• **PROBLEM TO WORK ON**: Starting at the line that holds "Output a JSON", copy every line exactly through the end of the data, and no others.

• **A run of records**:
----

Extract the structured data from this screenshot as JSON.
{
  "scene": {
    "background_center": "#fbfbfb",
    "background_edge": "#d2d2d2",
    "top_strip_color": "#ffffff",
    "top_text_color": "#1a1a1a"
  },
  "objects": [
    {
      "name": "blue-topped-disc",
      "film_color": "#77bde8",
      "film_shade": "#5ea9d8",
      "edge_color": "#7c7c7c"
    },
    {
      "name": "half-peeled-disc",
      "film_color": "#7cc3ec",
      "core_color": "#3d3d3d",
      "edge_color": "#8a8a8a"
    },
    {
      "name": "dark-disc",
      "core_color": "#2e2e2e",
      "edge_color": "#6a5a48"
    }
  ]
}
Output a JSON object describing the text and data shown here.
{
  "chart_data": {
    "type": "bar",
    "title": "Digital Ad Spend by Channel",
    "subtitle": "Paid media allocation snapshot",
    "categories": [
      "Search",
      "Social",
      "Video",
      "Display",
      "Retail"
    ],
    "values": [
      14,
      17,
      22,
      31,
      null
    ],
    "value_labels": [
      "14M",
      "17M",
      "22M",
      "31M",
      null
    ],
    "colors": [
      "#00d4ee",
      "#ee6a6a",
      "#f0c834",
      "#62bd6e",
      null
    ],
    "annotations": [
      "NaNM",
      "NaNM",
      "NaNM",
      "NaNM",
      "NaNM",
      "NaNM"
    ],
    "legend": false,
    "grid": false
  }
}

----

• **SOLUTION TO THE PROBLEM**:
Output a JSON object describing the text and data shown here.
{
  "chart_data": {
    "type": "bar",
    "title": "Digital Ad Spend by Channel",
    "subtitle": "Paid media allocation snapshot",
    "categories": [
      "Search",
      "Social",
      "Video",
      "Display",
      "Retail"
    ],
    "values": [
      14,
      17,
      22,
      31,
      null
    ],
    "value_labels": [
      "14M",
      "17M",
      "22M",
      "31M",
      null
    ],
    "colors": [
      "#00d4ee",
      "#ee6a6a",
      "#f0c834",
      "#62bd6e",
      null
    ],
    "annotations": [
      "NaNM",
      "NaNM",
      "NaNM",
      "NaNM",
      "NaNM",
      "NaNM"
    ],
    "legend": false,
    "grid": false
  }
}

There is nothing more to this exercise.